● Texte proposé
>>>>

On critique beaucoup l’extrême droite. Ce qu’on oublie de dire, c’est qu’elle accorde à peu de frais une bonne conscience à nombre de ses détracteurs. A peu de frais, car il suffit d’apparaître quelques minutes sur les pavés de Paris, d’élever la voix autour d’une table ou de cliquer au bas d’une pétition pour se donner des airs de combattant anti-fasciste.

On réside à vingt lieues des zones de non droit, mais on clame autour du barbecue que tout le monde est très gentil, ou presque. Les femmes et les honnêtes gens se verraient interdire l’accès dans les commerces, les cafés et les quartiers qu’on les tiendrait pour menteurs ou identitaires.

<<<<

● Travail demandé
[a] D'après le texte proposé, que suffit-il de faire pour se donner des airs de combattant anti-fasciste ?
[b] Recopiez mot pour mot le passage du texte proposé allant de « On critique beaucoup » jusqu'à « menteurs ou identitaires. » inclus.

● Données fournies
>>>>

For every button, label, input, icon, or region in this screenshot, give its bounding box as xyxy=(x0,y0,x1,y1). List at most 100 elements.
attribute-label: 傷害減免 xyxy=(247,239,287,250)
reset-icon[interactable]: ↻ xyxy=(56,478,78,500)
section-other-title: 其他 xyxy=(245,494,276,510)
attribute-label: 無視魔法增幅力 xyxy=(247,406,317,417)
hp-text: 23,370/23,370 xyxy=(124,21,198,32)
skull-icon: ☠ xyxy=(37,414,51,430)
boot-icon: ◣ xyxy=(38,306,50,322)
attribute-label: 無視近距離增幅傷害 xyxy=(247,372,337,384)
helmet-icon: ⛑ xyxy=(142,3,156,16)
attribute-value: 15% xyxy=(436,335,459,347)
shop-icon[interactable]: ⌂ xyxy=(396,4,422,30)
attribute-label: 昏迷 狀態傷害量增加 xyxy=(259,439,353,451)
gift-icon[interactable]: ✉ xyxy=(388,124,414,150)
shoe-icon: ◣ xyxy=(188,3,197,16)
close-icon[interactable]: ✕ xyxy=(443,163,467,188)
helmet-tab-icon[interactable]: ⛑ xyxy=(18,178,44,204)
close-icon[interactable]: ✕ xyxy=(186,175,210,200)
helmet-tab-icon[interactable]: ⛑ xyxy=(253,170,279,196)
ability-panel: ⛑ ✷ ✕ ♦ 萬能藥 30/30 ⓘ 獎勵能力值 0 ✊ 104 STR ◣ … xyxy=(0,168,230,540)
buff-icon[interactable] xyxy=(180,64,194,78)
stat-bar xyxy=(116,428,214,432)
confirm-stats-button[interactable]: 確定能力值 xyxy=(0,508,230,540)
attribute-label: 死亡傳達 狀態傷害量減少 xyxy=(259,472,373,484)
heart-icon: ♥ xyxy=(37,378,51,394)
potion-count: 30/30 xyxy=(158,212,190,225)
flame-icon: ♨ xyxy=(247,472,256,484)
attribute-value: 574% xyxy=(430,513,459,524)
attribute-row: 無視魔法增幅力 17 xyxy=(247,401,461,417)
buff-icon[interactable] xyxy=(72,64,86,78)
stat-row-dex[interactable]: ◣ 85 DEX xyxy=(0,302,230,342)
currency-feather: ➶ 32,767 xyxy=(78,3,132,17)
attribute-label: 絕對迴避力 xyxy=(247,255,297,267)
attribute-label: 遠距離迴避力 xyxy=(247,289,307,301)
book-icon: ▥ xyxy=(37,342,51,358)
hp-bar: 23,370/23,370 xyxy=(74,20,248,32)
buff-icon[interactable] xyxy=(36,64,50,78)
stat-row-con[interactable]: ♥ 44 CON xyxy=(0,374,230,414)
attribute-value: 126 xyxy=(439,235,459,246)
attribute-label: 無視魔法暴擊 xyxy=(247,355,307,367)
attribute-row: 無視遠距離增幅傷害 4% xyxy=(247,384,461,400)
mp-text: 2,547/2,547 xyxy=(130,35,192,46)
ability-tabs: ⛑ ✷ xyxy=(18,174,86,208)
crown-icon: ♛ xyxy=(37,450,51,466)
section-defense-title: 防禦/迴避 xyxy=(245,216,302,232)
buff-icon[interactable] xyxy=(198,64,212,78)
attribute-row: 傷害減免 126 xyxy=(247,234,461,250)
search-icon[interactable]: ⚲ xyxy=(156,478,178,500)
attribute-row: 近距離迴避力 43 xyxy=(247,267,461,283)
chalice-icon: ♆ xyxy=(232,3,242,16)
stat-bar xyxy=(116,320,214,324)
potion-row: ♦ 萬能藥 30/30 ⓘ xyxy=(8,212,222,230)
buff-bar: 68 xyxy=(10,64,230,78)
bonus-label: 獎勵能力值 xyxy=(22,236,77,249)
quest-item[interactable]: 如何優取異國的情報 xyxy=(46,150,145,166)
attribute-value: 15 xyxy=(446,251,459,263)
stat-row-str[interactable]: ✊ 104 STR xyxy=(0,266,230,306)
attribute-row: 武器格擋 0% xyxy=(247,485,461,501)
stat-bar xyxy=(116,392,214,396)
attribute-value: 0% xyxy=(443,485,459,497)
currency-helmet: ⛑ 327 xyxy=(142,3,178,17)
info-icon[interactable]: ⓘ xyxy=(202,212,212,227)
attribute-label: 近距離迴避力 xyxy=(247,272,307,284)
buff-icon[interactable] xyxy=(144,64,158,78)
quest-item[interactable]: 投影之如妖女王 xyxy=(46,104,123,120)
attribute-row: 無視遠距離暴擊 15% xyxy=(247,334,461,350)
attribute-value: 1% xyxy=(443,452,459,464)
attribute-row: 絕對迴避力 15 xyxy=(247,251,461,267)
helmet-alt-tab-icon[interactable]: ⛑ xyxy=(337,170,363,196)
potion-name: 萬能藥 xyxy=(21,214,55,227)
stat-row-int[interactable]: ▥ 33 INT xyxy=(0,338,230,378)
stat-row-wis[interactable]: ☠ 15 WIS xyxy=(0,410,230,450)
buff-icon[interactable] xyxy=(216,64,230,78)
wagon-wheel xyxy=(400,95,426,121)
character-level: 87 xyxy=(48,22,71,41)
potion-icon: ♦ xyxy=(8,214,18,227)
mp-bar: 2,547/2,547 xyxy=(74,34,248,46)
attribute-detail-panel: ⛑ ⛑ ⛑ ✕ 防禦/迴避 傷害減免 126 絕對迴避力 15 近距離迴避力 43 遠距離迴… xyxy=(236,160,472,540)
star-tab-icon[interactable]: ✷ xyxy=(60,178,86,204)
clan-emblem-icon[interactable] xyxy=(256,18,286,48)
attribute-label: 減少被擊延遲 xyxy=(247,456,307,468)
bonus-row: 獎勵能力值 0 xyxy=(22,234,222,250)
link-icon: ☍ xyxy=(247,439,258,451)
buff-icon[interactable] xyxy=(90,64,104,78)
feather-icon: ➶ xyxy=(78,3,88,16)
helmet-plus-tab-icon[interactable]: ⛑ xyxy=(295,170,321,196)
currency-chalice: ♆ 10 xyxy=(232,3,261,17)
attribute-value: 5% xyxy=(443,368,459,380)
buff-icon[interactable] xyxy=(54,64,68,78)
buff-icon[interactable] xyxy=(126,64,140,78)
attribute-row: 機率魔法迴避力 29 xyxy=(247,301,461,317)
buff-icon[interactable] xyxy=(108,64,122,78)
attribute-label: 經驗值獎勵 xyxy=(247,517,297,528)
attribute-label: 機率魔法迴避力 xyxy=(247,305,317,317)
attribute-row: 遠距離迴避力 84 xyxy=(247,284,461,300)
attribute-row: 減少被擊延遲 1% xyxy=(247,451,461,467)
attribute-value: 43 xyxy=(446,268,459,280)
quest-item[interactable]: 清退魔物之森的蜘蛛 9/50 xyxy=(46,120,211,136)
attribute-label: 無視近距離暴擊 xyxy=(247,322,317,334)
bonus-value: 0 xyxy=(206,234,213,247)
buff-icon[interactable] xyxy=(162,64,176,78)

<<<<
>>>>

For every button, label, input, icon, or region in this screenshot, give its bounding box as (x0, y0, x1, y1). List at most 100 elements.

<<<<

● Réponses détaillées
[a] Il suffit d'apparaître quelques minutes sur les pavés de Paris, d'élever la voix autour d'une table ou de cliquer au bas d'une pétition.

[b]
On critique beaucoup l’extrême droite. Ce qu’on oublie de dire, c’est qu’elle accorde à peu de frais une bonne conscience à nombre de ses détracteurs. A peu de frais, car il suffit d’apparaître quelques minutes sur les pavés de Paris, d’élever la voix autour d’une table ou de cliquer au bas d’une pétition pour se donner des airs de combattant anti-fasciste.

On réside à vingt lieues des zones de non droit, mais on clame autour du barbecue que tout le monde est très gentil, ou presque. Les femmes et les honnêtes gens se verraient interdire l’accès dans les commerces, les cafés et les quartiers qu’on les tiendrait pour menteurs ou identitaires.